* What needs to be done *
From the entries below, report how many lines contain the string "color". Give only that number.

* Dataset records *

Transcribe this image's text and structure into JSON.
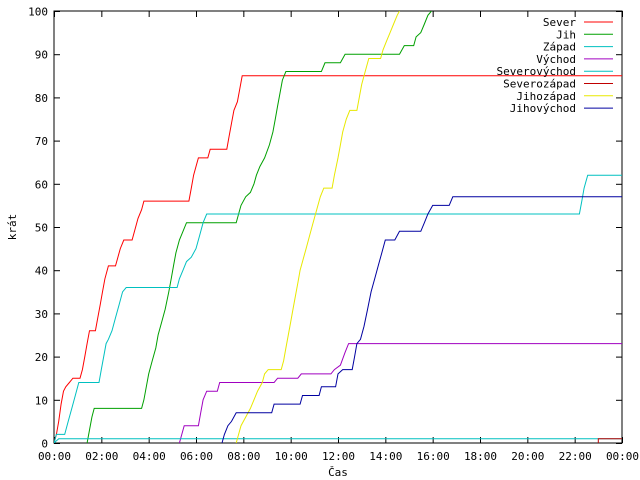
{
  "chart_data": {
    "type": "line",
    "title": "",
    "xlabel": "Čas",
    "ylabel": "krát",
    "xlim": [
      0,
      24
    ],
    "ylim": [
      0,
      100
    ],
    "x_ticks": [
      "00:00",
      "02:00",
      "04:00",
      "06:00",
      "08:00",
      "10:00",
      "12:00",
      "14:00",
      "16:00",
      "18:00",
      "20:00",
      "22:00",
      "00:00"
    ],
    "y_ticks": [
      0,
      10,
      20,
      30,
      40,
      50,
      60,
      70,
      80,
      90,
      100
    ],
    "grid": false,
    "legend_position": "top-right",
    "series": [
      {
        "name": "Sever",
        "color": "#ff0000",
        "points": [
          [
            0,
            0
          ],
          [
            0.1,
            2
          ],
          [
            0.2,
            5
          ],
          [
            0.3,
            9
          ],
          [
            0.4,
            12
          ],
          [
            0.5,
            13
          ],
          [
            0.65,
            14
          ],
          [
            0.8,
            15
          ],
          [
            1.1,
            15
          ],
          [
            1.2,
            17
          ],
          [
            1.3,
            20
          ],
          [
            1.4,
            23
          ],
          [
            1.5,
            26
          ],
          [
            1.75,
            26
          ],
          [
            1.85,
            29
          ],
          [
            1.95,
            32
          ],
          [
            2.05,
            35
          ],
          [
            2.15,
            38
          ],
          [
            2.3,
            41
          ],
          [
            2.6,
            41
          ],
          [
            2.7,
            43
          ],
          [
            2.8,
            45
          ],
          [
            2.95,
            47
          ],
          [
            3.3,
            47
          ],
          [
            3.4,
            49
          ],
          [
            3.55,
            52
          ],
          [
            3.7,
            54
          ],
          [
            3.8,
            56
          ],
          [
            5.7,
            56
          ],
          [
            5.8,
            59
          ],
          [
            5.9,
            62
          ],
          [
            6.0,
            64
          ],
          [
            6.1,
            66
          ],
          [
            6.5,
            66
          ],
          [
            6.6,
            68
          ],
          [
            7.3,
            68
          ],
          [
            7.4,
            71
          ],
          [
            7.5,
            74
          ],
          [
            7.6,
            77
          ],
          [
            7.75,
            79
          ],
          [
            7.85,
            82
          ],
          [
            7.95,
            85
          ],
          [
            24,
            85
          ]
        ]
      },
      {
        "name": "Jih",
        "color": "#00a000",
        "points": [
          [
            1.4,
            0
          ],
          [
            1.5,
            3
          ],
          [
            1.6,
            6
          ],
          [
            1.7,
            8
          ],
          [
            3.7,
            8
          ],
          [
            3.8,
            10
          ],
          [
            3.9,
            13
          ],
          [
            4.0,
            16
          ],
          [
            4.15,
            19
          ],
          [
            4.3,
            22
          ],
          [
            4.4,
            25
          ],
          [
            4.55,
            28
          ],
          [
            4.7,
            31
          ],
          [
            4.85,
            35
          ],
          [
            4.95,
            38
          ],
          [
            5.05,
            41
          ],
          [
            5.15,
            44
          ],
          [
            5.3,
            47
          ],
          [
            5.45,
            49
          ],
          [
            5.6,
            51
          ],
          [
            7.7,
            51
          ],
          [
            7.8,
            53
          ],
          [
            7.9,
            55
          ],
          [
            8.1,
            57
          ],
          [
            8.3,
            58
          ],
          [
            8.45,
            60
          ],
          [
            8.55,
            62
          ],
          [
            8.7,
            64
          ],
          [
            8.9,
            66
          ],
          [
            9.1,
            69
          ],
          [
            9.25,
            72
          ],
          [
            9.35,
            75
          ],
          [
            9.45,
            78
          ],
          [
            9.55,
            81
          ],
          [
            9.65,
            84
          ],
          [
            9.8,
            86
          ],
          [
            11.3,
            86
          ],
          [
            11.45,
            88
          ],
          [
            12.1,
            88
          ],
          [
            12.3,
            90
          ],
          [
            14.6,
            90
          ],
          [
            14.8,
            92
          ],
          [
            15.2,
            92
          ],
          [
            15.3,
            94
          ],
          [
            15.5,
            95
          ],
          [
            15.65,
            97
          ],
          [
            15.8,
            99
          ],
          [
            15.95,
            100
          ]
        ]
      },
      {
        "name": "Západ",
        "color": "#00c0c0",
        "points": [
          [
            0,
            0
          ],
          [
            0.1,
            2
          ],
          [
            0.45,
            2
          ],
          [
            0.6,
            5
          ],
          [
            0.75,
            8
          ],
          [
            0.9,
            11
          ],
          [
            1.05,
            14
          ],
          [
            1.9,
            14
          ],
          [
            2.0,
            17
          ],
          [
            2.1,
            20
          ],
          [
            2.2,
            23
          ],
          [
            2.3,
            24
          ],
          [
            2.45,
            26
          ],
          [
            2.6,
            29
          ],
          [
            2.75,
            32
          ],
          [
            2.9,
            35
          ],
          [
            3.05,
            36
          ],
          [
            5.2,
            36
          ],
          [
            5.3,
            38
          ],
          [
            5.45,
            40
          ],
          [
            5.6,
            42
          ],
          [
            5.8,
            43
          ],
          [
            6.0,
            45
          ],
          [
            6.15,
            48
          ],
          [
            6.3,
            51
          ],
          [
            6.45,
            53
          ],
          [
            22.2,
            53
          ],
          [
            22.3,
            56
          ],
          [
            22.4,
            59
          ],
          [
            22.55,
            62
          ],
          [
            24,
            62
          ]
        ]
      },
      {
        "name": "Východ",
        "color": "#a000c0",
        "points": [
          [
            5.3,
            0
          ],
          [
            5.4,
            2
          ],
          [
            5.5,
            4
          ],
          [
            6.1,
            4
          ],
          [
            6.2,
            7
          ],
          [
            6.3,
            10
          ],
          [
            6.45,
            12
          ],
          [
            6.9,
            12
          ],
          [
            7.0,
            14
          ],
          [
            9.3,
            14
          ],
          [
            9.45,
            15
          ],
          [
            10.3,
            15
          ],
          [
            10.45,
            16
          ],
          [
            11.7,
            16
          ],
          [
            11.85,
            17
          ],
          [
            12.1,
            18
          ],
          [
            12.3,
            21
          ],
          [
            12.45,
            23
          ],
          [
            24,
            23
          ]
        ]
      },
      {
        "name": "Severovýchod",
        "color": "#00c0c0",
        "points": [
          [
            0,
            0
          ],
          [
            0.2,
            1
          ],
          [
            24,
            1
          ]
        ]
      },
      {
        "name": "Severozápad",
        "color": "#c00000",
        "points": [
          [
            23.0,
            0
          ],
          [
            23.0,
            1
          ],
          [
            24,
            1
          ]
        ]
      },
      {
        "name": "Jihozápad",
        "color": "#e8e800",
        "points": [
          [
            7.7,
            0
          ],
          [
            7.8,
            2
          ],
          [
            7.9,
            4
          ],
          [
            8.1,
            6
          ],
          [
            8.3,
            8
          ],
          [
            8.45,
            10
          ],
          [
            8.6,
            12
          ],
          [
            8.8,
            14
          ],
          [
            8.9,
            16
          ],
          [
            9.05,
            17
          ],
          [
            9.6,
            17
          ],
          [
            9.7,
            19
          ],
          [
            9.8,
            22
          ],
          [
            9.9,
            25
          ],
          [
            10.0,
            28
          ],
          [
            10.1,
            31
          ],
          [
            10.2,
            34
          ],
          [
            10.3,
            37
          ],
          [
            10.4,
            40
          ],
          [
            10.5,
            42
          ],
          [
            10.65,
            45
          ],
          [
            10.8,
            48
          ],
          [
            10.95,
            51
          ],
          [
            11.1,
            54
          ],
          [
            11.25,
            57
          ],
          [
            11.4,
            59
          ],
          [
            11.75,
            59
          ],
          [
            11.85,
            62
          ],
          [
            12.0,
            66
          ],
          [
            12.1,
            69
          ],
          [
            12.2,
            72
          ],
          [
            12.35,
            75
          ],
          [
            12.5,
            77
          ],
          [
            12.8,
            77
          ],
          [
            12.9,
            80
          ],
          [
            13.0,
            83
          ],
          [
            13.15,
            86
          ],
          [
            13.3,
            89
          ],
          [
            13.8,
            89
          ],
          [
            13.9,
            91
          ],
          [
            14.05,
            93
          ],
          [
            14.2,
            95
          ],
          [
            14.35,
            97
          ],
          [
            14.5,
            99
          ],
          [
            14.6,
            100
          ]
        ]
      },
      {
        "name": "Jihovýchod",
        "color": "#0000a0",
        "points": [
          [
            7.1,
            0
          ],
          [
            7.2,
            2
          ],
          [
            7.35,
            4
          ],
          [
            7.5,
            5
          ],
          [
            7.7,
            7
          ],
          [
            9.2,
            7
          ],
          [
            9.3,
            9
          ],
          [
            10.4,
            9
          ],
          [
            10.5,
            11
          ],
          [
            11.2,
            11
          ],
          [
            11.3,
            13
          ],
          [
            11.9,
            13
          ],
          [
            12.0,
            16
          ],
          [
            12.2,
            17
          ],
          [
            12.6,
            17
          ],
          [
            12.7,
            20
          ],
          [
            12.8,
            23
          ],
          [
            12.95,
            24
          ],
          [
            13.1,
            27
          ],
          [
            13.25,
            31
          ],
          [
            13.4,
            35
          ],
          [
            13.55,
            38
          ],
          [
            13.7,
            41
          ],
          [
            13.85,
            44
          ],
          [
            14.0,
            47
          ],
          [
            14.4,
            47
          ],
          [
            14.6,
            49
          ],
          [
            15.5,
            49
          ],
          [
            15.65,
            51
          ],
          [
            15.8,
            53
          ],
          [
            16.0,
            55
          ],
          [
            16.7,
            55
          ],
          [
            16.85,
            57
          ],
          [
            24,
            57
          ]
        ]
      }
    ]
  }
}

* Written reply *
8